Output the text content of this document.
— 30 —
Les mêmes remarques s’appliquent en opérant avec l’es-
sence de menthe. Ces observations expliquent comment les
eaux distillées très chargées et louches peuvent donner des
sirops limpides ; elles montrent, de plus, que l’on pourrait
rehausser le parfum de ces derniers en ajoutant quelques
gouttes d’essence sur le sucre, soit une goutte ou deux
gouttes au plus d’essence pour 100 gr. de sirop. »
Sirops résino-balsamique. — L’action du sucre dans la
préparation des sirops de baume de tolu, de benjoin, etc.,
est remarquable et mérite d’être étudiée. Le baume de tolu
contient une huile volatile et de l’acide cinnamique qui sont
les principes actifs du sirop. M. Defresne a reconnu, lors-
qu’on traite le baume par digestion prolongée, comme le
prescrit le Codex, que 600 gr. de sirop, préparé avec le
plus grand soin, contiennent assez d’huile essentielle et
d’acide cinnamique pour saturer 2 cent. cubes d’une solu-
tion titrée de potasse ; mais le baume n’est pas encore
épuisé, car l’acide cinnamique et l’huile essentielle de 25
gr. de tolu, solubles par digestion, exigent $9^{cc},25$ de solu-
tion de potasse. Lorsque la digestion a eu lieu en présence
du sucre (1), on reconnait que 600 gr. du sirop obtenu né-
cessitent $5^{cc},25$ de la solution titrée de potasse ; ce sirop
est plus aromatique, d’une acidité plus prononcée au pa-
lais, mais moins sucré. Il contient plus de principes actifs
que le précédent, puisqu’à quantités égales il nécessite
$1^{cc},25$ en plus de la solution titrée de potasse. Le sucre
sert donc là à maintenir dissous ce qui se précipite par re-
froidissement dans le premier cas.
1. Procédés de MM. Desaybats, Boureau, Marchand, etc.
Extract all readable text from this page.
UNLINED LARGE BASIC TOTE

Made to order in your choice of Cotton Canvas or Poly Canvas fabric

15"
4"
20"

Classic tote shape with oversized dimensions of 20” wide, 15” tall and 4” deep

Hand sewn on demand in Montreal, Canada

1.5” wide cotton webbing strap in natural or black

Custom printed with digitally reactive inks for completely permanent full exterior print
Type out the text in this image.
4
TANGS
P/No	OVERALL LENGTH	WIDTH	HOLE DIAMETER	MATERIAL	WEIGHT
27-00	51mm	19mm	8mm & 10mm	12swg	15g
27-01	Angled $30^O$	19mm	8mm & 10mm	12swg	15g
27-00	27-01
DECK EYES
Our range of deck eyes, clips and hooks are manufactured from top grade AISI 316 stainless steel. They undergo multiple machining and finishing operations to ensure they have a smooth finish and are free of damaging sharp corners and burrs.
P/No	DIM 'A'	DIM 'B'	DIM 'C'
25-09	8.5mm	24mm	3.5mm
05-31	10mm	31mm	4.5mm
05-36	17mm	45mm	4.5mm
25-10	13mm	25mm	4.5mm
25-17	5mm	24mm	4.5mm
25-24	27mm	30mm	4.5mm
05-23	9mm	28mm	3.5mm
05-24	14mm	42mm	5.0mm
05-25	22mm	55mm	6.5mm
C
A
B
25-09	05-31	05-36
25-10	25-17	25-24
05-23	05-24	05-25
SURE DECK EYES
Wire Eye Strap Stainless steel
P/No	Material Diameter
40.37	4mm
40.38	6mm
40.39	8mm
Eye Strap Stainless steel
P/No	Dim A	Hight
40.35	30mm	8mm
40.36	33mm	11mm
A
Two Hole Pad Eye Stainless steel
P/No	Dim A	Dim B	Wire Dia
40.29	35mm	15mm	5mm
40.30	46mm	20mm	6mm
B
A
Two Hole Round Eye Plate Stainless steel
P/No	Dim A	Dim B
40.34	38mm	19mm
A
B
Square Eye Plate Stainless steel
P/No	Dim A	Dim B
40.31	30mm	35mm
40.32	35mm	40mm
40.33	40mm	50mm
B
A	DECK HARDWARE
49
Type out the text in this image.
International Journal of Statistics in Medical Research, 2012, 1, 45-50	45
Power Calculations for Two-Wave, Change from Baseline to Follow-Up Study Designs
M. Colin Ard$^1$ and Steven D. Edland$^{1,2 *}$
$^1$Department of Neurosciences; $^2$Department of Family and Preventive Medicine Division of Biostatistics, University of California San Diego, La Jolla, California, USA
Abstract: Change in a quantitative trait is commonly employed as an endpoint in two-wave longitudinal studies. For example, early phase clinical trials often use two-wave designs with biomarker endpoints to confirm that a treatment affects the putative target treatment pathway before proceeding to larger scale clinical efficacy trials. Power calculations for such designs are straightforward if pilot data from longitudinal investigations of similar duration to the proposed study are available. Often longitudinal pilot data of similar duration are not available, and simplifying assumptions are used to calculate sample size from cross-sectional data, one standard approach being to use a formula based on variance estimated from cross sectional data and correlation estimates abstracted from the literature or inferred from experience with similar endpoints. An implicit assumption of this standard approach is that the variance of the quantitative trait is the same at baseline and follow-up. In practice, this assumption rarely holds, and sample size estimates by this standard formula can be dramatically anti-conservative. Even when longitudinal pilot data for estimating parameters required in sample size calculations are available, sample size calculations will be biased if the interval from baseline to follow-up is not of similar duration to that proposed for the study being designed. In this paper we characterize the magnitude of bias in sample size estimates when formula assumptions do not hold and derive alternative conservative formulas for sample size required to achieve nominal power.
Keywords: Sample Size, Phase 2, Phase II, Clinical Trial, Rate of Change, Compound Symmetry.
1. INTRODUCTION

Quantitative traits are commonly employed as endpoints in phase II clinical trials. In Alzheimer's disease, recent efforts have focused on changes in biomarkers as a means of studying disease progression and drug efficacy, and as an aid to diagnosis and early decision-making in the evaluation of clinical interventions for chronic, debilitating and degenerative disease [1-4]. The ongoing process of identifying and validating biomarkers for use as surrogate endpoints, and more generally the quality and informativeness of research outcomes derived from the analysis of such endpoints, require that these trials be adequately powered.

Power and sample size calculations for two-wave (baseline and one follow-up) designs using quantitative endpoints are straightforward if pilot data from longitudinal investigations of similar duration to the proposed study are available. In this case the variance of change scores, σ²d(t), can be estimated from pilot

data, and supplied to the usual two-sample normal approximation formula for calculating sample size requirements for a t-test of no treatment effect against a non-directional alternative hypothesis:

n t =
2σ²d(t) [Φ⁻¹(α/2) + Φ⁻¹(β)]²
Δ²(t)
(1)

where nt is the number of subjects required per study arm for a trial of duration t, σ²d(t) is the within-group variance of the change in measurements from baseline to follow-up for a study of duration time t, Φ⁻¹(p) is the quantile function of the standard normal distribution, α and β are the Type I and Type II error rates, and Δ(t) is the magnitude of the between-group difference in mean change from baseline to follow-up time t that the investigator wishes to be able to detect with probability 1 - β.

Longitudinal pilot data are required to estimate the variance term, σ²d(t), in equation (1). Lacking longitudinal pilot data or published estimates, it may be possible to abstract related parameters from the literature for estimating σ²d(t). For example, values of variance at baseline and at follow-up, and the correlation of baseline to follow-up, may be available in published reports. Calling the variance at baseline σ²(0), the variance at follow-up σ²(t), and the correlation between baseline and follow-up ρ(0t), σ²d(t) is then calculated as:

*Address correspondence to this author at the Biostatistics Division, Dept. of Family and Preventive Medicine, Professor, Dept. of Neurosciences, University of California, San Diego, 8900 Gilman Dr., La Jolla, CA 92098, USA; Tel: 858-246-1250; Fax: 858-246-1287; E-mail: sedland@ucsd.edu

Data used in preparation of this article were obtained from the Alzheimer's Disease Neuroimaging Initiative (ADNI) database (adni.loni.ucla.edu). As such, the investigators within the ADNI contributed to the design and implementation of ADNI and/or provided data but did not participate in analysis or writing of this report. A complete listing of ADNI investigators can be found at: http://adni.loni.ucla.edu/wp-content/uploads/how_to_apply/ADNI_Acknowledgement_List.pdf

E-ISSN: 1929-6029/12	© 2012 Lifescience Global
--*--
→ DIRECTIONS
Of all the lines above, how many contain the word "Alzheimer"? Give the number and nothing else.

→ ANSWER TO THE TASK
2